══ DATA SHOWN ══

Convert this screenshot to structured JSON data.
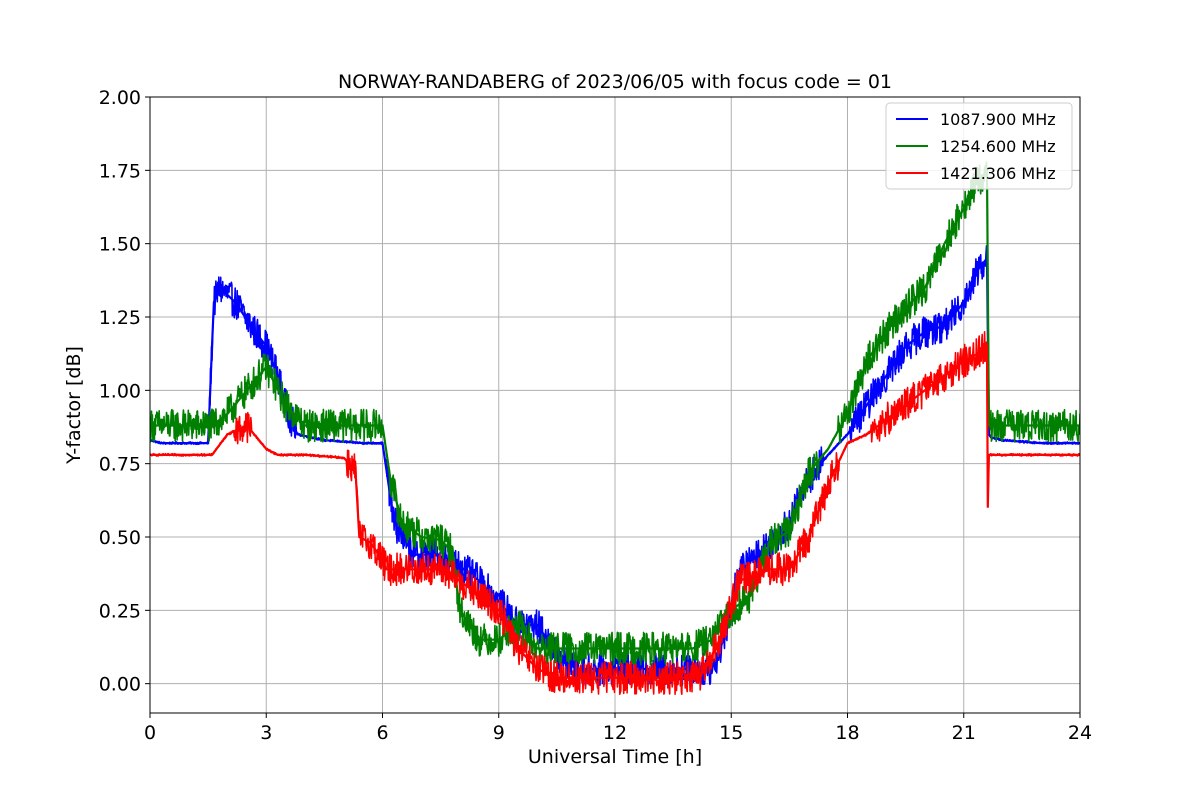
{
  "chart_data": {
    "type": "line",
    "title": "NORWAY-RANDABERG of 2023/06/05 with focus code = 01",
    "xlabel": "Universal Time [h]",
    "ylabel": "Y-factor [dB]",
    "xlim": [
      0,
      24
    ],
    "ylim": [
      -0.1,
      2.0
    ],
    "xticks": [
      0,
      3,
      6,
      9,
      12,
      15,
      18,
      21,
      24
    ],
    "xtick_labels": [
      "0",
      "3",
      "6",
      "9",
      "12",
      "15",
      "18",
      "21",
      "24"
    ],
    "yticks": [
      0.0,
      0.25,
      0.5,
      0.75,
      1.0,
      1.25,
      1.5,
      1.75,
      2.0
    ],
    "ytick_labels": [
      "0.00",
      "0.25",
      "0.50",
      "0.75",
      "1.00",
      "1.25",
      "1.50",
      "1.75",
      "2.00"
    ],
    "grid": true,
    "legend_position": "top-right",
    "series": [
      {
        "name": "1087.900 MHz",
        "color": "#0000ff",
        "noise": 0.07,
        "x": [
          0,
          0.3,
          0.4,
          1.5,
          1.6,
          1.65,
          1.8,
          2.2,
          2.6,
          3.0,
          3.3,
          3.5,
          3.8,
          4.5,
          5.5,
          6.0,
          6.3,
          6.8,
          7.3,
          7.6,
          8.0,
          8.5,
          9.0,
          9.5,
          10.0,
          10.5,
          11.0,
          12.0,
          13.0,
          14.0,
          14.5,
          14.8,
          15.2,
          15.6,
          16.0,
          16.5,
          17.0,
          17.5,
          18.0,
          18.5,
          19.0,
          19.5,
          20.0,
          20.5,
          21.0,
          21.3,
          21.6,
          21.65,
          21.7,
          22.0,
          23.0,
          24.0
        ],
        "y": [
          0.83,
          0.82,
          0.82,
          0.82,
          1.15,
          1.3,
          1.35,
          1.3,
          1.22,
          1.15,
          1.05,
          0.95,
          0.85,
          0.83,
          0.82,
          0.82,
          0.55,
          0.44,
          0.44,
          0.43,
          0.4,
          0.35,
          0.28,
          0.2,
          0.2,
          0.1,
          0.05,
          0.05,
          0.05,
          0.05,
          0.05,
          0.15,
          0.38,
          0.43,
          0.48,
          0.55,
          0.7,
          0.78,
          0.85,
          0.95,
          1.05,
          1.15,
          1.2,
          1.22,
          1.3,
          1.4,
          1.45,
          0.85,
          0.84,
          0.83,
          0.82,
          0.82
        ]
      },
      {
        "name": "1254.600 MHz",
        "color": "#008000",
        "noise": 0.07,
        "x": [
          0,
          0.5,
          1.0,
          1.5,
          1.6,
          2.0,
          2.5,
          3.0,
          3.5,
          4.0,
          5.0,
          5.5,
          6.0,
          6.2,
          6.5,
          7.0,
          7.5,
          7.8,
          8.0,
          8.5,
          9.0,
          9.5,
          10.0,
          10.5,
          11.0,
          12.0,
          13.0,
          14.0,
          14.5,
          15.0,
          15.5,
          16.0,
          16.5,
          17.0,
          17.5,
          18.0,
          18.5,
          19.0,
          19.5,
          20.0,
          20.5,
          21.0,
          21.3,
          21.6,
          21.65,
          21.7,
          22.0,
          23.0,
          24.0
        ],
        "y": [
          0.88,
          0.88,
          0.88,
          0.88,
          0.88,
          0.92,
          1.0,
          1.08,
          0.95,
          0.88,
          0.88,
          0.88,
          0.88,
          0.7,
          0.55,
          0.5,
          0.49,
          0.45,
          0.25,
          0.15,
          0.15,
          0.2,
          0.12,
          0.12,
          0.12,
          0.12,
          0.12,
          0.12,
          0.15,
          0.25,
          0.3,
          0.48,
          0.52,
          0.72,
          0.8,
          0.92,
          1.1,
          1.2,
          1.28,
          1.35,
          1.5,
          1.62,
          1.7,
          1.75,
          0.88,
          0.88,
          0.88,
          0.88,
          0.88
        ]
      },
      {
        "name": "1421.306 MHz",
        "color": "#ff0000",
        "noise": 0.07,
        "x": [
          0,
          1.0,
          1.5,
          1.6,
          2.0,
          2.5,
          3.0,
          3.3,
          4.0,
          5.0,
          5.3,
          5.4,
          5.7,
          6.0,
          6.1,
          7.0,
          7.5,
          8.0,
          8.5,
          9.0,
          9.5,
          10.0,
          10.5,
          11.0,
          12.0,
          13.0,
          14.0,
          14.3,
          14.7,
          15.2,
          16.0,
          16.5,
          17.0,
          17.5,
          18.0,
          18.5,
          19.0,
          19.5,
          20.0,
          20.5,
          21.0,
          21.3,
          21.6,
          21.62,
          21.65,
          21.7,
          22.0,
          23.0,
          24.0
        ],
        "y": [
          0.78,
          0.78,
          0.78,
          0.78,
          0.85,
          0.88,
          0.8,
          0.78,
          0.78,
          0.77,
          0.73,
          0.5,
          0.48,
          0.42,
          0.39,
          0.39,
          0.39,
          0.35,
          0.3,
          0.25,
          0.12,
          0.05,
          0.02,
          0.02,
          0.02,
          0.02,
          0.02,
          0.04,
          0.15,
          0.35,
          0.39,
          0.39,
          0.5,
          0.68,
          0.82,
          0.85,
          0.9,
          0.95,
          1.0,
          1.05,
          1.1,
          1.12,
          1.15,
          0.6,
          0.78,
          0.78,
          0.78,
          0.78,
          0.78
        ]
      }
    ]
  }
}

═══

» DO THIS
Give the number of lines in the entries that hold the word "name", and nothing else.

» TASK SOLUTION
3